▶ [Task set]:
1) Write out the passage on the SFC's code changes starting at "Scope of application" and ending at "or pre-defined portfolio).".
2) Translate this sentence from the passage on the SFC's code changes into Spanish: "The SFC also initiated a further consultation on disclosure requirements applicable to discretionary accounts."
3) Answer these questions from the passage on the SFC's code changes:
(a) On what date did the SFC issue the Conclusions?
(b) By what date should submissions on the further consultation be made?
(c) On what date was the SFC's Consultation Paper issued?

▶ [Supplied passage]:
** Start **

23 November, 2017
The Securities and Futures Commission (the “SFC”) issued its Consultation Conclusions on Proposals to Enhance Management Regulation and Point-of-sale Transparency and Further Consultation on Proposed Disclosure Requirements Applicable to Discretionary Account (the “Conclusions”) on 16 November 2017. The Conclusions introduce changes to the Fund Manager Code of Conduct (the “FMCC”) and the Code of Conduct for Persons Licensed by or Registered with the Securities and Futures Commission (the “Code of Conduct”). These changes will become effective on 17 November 2018 and 17 August 2018 respectively.
The SFC also initiated a further consultation on disclosure requirements applicable to discretionary accounts. Submissions on this further consultation should be made by 15 January 2018.
Amendments to the Fund Manager Code of Conduct
Further to the Conclusions, the revised FMCC largely adopts the amendments proposed by the SFC in its Consultation Paper issued on 23 November 2016 (the “Consultation”). The amended FMCC will become effective on 17 November 2018 (i.e. within 12 months of its publication in the Gazette).
The main changes introduced in the FMCC relate to: (i) the scope of its application; (ii) securities lending and repurchase agreements (“repos”); (iii) custody of fund assets; (iv) liquidity risk management; and (v) leverage disclosure.
Scope of application of the FMCC
The scope of the revised FMCC is considerably broader than that of the FMCC currently in force. As suggested in the Consultation, the revised FMCC applies not only to licensed and registered persons (and their representatives) whose businesses involve the management of collective investment schemes (whether authorised or not) but also to intermediaries that manage discretionary accounts (in the form of an investment mandate or pre-defined portfolio).

** End **

▶ [Listed records]:
** Start **

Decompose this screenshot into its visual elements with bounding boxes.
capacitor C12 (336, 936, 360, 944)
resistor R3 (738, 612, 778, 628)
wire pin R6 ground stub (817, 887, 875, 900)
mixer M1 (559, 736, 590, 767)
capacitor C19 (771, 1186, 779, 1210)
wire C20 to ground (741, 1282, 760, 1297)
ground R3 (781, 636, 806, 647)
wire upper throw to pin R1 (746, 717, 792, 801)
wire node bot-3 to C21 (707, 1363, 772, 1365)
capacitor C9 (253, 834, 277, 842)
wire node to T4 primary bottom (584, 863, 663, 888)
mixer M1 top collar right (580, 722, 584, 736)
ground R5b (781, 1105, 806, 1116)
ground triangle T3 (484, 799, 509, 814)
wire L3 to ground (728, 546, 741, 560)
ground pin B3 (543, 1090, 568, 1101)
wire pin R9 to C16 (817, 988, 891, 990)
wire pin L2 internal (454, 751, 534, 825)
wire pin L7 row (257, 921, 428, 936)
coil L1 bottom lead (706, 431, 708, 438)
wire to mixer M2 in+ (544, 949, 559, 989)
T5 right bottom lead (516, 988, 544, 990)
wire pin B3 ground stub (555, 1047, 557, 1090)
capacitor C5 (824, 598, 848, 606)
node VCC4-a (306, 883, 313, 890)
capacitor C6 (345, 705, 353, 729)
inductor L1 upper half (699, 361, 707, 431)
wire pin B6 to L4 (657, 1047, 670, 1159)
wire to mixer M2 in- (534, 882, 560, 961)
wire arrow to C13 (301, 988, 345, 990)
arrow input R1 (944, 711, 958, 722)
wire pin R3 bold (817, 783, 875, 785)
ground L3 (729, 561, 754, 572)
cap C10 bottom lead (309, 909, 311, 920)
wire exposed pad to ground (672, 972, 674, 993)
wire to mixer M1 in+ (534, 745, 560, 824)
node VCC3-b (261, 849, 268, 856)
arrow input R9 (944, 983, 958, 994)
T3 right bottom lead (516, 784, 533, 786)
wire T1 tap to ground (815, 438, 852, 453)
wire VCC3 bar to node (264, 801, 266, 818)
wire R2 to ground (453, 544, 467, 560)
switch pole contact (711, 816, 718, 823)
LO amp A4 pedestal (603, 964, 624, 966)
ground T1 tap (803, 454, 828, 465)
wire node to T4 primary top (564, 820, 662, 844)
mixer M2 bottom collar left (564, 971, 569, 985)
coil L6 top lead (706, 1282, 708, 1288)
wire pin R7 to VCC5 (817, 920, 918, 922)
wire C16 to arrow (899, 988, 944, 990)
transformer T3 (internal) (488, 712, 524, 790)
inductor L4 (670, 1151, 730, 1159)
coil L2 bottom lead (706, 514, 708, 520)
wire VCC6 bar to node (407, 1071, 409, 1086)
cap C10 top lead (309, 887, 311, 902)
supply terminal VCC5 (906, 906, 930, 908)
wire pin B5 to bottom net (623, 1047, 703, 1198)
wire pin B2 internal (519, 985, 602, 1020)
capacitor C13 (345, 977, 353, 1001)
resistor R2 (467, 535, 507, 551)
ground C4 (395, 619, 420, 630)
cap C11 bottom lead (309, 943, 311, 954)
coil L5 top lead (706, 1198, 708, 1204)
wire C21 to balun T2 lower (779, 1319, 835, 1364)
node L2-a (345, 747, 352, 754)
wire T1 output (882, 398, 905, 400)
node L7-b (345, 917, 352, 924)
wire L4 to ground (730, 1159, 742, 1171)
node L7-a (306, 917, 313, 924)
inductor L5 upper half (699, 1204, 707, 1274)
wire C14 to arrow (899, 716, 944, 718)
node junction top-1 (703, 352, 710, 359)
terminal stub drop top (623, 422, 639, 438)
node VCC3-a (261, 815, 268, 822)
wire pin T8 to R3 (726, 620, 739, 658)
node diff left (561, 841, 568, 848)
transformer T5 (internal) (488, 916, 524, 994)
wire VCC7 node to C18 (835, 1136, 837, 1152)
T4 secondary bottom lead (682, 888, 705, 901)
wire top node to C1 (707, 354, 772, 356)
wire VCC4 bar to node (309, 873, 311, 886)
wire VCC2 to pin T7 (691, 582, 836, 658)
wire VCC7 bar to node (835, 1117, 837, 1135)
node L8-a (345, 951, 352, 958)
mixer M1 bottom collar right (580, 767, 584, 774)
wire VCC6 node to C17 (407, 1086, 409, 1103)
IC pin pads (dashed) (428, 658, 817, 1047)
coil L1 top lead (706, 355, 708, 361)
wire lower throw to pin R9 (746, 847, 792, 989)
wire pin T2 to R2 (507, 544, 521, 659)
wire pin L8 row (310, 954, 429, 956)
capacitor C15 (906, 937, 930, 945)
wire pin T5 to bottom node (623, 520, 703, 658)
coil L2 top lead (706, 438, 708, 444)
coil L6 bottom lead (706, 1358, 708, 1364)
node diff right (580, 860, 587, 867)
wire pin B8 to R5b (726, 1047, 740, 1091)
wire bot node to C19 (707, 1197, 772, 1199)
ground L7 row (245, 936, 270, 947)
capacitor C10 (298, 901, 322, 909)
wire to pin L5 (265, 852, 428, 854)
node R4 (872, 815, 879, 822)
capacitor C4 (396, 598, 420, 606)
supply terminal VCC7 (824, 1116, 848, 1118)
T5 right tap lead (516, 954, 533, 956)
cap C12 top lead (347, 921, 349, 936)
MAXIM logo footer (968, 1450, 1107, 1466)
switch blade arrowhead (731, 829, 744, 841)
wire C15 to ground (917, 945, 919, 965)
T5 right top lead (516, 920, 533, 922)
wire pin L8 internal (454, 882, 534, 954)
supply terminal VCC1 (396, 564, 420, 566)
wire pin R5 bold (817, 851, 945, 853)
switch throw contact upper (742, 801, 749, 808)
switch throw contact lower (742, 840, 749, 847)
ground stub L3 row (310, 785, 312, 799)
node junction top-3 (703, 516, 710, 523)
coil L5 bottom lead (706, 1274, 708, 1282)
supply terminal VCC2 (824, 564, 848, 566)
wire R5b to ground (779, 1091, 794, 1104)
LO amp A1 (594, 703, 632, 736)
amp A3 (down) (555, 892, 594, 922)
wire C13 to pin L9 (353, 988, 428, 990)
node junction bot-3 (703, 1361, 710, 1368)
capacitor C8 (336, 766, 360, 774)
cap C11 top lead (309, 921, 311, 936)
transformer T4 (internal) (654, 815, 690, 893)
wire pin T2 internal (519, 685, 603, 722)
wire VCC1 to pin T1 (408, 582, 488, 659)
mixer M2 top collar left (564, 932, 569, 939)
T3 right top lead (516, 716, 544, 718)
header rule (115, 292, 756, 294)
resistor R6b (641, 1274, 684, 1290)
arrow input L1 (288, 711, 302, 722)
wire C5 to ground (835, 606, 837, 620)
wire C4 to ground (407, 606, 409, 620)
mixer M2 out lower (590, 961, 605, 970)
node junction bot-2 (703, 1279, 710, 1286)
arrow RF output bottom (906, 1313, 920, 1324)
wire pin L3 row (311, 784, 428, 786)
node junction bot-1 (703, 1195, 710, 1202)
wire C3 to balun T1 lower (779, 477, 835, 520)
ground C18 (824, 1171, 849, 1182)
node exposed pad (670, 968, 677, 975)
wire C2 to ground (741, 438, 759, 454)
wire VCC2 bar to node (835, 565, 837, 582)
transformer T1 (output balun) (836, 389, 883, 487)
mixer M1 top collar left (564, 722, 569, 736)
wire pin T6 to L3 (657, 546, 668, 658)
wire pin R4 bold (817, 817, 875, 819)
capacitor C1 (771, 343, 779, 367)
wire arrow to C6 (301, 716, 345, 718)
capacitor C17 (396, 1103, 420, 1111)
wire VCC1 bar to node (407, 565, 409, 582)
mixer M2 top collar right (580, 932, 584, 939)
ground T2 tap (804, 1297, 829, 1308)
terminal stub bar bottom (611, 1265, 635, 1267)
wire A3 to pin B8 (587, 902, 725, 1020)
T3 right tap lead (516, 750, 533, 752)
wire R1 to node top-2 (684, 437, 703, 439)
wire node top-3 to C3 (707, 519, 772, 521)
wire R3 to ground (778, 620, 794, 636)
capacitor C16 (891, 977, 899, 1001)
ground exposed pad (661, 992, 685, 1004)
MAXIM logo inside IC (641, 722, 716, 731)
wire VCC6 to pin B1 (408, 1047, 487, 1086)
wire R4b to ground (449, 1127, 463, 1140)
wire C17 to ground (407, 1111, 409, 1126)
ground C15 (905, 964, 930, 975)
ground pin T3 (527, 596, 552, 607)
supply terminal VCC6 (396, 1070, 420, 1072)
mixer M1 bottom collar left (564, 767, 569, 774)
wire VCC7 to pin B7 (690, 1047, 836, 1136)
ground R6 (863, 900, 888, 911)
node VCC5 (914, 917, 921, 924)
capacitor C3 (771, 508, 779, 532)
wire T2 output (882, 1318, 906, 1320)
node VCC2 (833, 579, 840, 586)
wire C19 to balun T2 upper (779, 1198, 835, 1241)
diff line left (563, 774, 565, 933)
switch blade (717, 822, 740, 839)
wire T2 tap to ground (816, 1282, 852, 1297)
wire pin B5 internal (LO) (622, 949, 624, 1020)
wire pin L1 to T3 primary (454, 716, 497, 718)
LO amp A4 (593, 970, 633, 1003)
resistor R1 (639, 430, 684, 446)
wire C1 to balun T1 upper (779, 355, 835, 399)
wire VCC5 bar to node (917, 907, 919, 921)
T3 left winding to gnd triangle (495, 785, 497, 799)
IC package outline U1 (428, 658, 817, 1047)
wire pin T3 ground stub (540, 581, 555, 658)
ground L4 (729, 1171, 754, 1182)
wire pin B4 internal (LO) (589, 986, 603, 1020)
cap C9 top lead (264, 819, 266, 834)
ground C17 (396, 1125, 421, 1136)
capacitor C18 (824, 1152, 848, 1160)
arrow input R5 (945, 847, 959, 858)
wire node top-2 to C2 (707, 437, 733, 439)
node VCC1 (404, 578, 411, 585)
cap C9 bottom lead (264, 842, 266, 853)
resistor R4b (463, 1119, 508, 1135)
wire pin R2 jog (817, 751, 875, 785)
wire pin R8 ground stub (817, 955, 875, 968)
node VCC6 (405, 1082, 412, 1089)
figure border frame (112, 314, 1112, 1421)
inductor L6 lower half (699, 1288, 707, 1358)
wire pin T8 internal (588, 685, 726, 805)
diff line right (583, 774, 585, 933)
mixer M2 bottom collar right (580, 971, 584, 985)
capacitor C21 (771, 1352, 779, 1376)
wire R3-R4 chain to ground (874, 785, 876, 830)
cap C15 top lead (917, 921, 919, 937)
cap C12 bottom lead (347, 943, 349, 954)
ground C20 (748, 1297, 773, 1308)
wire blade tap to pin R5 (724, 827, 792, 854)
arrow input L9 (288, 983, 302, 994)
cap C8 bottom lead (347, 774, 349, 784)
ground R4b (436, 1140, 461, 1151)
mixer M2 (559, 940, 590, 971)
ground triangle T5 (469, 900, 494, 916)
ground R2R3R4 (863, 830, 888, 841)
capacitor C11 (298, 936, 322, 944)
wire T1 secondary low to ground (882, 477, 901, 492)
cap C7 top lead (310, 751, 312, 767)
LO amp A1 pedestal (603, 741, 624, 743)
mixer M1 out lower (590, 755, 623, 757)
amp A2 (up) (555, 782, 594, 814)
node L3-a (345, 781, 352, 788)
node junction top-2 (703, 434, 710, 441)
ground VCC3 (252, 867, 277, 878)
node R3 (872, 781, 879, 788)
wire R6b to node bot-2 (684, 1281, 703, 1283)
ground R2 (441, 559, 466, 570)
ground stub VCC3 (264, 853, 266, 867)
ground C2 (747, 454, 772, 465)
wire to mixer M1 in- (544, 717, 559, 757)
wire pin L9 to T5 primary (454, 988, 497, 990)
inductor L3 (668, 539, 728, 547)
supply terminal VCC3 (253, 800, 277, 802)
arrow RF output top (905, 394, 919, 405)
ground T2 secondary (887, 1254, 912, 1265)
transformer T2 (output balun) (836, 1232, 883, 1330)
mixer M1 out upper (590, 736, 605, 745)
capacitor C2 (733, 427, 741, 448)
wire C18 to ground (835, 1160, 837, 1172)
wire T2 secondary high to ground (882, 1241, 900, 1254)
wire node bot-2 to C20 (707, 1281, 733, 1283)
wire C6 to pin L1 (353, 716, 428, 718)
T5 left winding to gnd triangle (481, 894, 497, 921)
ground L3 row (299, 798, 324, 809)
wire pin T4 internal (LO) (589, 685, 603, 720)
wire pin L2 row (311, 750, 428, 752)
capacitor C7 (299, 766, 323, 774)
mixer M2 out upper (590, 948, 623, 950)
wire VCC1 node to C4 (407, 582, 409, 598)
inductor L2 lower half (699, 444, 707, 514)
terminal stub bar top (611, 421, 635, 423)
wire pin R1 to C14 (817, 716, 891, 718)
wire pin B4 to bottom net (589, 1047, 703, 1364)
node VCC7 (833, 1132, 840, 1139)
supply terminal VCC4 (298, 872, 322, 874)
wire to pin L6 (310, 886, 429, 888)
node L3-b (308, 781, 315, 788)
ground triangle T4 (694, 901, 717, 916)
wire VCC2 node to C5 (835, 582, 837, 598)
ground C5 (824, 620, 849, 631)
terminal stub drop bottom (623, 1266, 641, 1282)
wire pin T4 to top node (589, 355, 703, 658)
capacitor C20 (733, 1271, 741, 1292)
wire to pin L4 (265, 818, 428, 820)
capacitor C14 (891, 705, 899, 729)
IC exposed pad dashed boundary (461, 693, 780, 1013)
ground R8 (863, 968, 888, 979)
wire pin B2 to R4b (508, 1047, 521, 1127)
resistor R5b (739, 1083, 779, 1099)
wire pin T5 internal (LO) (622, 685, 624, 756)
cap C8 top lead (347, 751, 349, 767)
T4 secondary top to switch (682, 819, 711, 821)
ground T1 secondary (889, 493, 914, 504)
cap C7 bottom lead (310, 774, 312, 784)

** End **

▶ [Outputs for the tasks]:
1)
Scope of application of the FMCC
The scope of the revised FMCC is considerably broader than that of the FMCC currently in force. As suggested in the Consultation, the revised FMCC applies not only to licensed and registered persons (and their representatives) whose businesses involve the management of collective investment schemes (whether authorised or not) but also to intermediaries that manage discretionary accounts (in the form of an investment mandate or pre-defined portfolio).

2) La SFC también inició una consulta adicional sobre los requisitos de divulgación aplicables a las cuentas discrecionales.

3)
(a) 16 November 2017
(b) 15 January 2018
(c) 23 November 2016